Start of Data for this task

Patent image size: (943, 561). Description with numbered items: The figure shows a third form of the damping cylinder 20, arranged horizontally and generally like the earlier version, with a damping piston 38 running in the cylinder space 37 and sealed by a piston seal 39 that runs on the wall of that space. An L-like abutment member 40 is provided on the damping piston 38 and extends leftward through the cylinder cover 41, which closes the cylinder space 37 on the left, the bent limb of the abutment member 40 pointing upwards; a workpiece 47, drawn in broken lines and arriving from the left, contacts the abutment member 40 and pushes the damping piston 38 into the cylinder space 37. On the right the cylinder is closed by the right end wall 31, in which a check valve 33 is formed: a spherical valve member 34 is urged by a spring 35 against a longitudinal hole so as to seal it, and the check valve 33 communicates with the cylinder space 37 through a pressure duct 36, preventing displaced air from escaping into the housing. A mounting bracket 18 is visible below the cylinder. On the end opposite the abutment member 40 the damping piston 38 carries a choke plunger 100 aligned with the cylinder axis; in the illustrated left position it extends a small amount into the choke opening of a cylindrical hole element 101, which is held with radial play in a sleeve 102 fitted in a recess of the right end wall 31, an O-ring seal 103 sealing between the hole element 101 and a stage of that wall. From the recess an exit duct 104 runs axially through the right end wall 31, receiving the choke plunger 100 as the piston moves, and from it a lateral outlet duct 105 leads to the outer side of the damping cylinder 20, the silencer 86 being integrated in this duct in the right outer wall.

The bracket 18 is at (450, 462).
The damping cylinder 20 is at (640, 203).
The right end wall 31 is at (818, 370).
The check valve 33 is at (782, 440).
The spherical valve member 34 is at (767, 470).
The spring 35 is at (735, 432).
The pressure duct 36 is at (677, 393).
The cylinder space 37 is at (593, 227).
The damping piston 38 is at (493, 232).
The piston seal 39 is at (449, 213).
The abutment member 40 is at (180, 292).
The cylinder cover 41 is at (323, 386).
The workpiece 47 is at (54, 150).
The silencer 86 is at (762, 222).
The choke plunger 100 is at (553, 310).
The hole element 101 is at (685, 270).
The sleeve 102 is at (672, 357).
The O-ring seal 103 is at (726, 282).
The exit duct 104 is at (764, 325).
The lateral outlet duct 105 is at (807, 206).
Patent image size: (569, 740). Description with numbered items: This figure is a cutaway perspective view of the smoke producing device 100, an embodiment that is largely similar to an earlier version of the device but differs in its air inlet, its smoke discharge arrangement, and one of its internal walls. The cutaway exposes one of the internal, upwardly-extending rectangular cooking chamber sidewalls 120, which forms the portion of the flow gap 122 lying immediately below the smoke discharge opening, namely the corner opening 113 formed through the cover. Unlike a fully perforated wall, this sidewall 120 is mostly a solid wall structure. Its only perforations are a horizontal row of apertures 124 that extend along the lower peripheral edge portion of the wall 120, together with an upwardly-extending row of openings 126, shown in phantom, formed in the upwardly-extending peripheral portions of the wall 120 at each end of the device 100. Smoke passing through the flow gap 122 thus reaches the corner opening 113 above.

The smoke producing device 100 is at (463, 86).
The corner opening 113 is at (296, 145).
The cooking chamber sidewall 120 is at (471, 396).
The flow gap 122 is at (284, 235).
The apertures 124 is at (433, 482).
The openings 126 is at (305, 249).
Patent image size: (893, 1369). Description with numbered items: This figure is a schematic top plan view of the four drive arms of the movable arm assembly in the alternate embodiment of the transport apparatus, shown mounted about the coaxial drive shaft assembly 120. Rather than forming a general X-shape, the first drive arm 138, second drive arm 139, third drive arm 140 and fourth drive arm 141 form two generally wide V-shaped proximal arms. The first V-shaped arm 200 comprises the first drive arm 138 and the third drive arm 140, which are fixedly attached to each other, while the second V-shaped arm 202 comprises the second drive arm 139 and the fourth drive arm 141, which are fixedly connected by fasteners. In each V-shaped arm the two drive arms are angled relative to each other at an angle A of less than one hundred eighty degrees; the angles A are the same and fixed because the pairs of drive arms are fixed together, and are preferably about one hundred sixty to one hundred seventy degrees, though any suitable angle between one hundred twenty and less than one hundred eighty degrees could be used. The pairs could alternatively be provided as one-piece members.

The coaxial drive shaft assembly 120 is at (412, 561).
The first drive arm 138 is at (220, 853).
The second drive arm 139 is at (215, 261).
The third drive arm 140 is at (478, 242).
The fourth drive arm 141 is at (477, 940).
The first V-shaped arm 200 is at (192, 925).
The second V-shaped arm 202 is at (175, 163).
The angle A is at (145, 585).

End of Data for this task

Rewrite all the material above, replacing every "Patent image size" with "Drawing dimensions" and leaving everything else unchanged.

Reply >>
Drawing dimensions: (943, 561). Description with numbered items: The figure shows a third form of the damping cylinder 20, arranged horizontally and generally like the earlier version, with a damping piston 38 running in the cylinder space 37 and sealed by a piston seal 39 that runs on the wall of that space. An L-like abutment member 40 is provided on the damping piston 38 and extends leftward through the cylinder cover 41, which closes the cylinder space 37 on the left, the bent limb of the abutment member 40 pointing upwards; a workpiece 47, drawn in broken lines and arriving from the left, contacts the abutment member 40 and pushes the damping piston 38 into the cylinder space 37. On the right the cylinder is closed by the right end wall 31, in which a check valve 33 is formed: a spherical valve member 34 is urged by a spring 35 against a longitudinal hole so as to seal it, and the check valve 33 communicates with the cylinder space 37 through a pressure duct 36, preventing displaced air from escaping into the housing. A mounting bracket 18 is visible below the cylinder. On the end opposite the abutment member 40 the damping piston 38 carries a choke plunger 100 aligned with the cylinder axis; in the illustrated left position it extends a small amount into the choke opening of a cylindrical hole element 101, which is held with radial play in a sleeve 102 fitted in a recess of the right end wall 31, an O-ring seal 103 sealing between the hole element 101 and a stage of that wall. From the recess an exit duct 104 runs axially through the right end wall 31, receiving the choke plunger 100 as the piston moves, and from it a lateral outlet duct 105 leads to the outer side of the damping cylinder 20, the silencer 86 being integrated in this duct in the right outer wall.

The bracket 18 is at (450, 462).
The damping cylinder 20 is at (640, 203).
The right end wall 31 is at (818, 370).
The check valve 33 is at (782, 440).
The spherical valve member 34 is at (767, 470).
The spring 35 is at (735, 432).
The pressure duct 36 is at (677, 393).
The cylinder space 37 is at (593, 227).
The damping piston 38 is at (493, 232).
The piston seal 39 is at (449, 213).
The abutment member 40 is at (180, 292).
The cylinder cover 41 is at (323, 386).
The workpiece 47 is at (54, 150).
The silencer 86 is at (762, 222).
The choke plunger 100 is at (553, 310).
The hole element 101 is at (685, 270).
The sleeve 102 is at (672, 357).
The O-ring seal 103 is at (726, 282).
The exit duct 104 is at (764, 325).
The lateral outlet duct 105 is at (807, 206).
Drawing dimensions: (569, 740). Description with numbered items: This figure is a cutaway perspective view of the smoke producing device 100, an embodiment that is largely similar to an earlier version of the device but differs in its air inlet, its smoke discharge arrangement, and one of its internal walls. The cutaway exposes one of the internal, upwardly-extending rectangular cooking chamber sidewalls 120, which forms the portion of the flow gap 122 lying immediately below the smoke discharge opening, namely the corner opening 113 formed through the cover. Unlike a fully perforated wall, this sidewall 120 is mostly a solid wall structure. Its only perforations are a horizontal row of apertures 124 that extend along the lower peripheral edge portion of the wall 120, together with an upwardly-extending row of openings 126, shown in phantom, formed in the upwardly-extending peripheral portions of the wall 120 at each end of the device 100. Smoke passing through the flow gap 122 thus reaches the corner opening 113 above.

The smoke producing device 100 is at (463, 86).
The corner opening 113 is at (296, 145).
The cooking chamber sidewall 120 is at (471, 396).
The flow gap 122 is at (284, 235).
The apertures 124 is at (433, 482).
The openings 126 is at (305, 249).
Drawing dimensions: (893, 1369). Description with numbered items: This figure is a schematic top plan view of the four drive arms of the movable arm assembly in the alternate embodiment of the transport apparatus, shown mounted about the coaxial drive shaft assembly 120. Rather than forming a general X-shape, the first drive arm 138, second drive arm 139, third drive arm 140 and fourth drive arm 141 form two generally wide V-shaped proximal arms. The first V-shaped arm 200 comprises the first drive arm 138 and the third drive arm 140, which are fixedly attached to each other, while the second V-shaped arm 202 comprises the second drive arm 139 and the fourth drive arm 141, which are fixedly connected by fasteners. In each V-shaped arm the two drive arms are angled relative to each other at an angle A of less than one hundred eighty degrees; the angles A are the same and fixed because the pairs of drive arms are fixed together, and are preferably about one hundred sixty to one hundred seventy degrees, though any suitable angle between one hundred twenty and less than one hundred eighty degrees could be used. The pairs could alternatively be provided as one-piece members.

The coaxial drive shaft assembly 120 is at (412, 561).
The first drive arm 138 is at (220, 853).
The second drive arm 139 is at (215, 261).
The third drive arm 140 is at (478, 242).
The fourth drive arm 141 is at (477, 940).
The first V-shaped arm 200 is at (192, 925).
The second V-shaped arm 202 is at (175, 163).
The angle A is at (145, 585).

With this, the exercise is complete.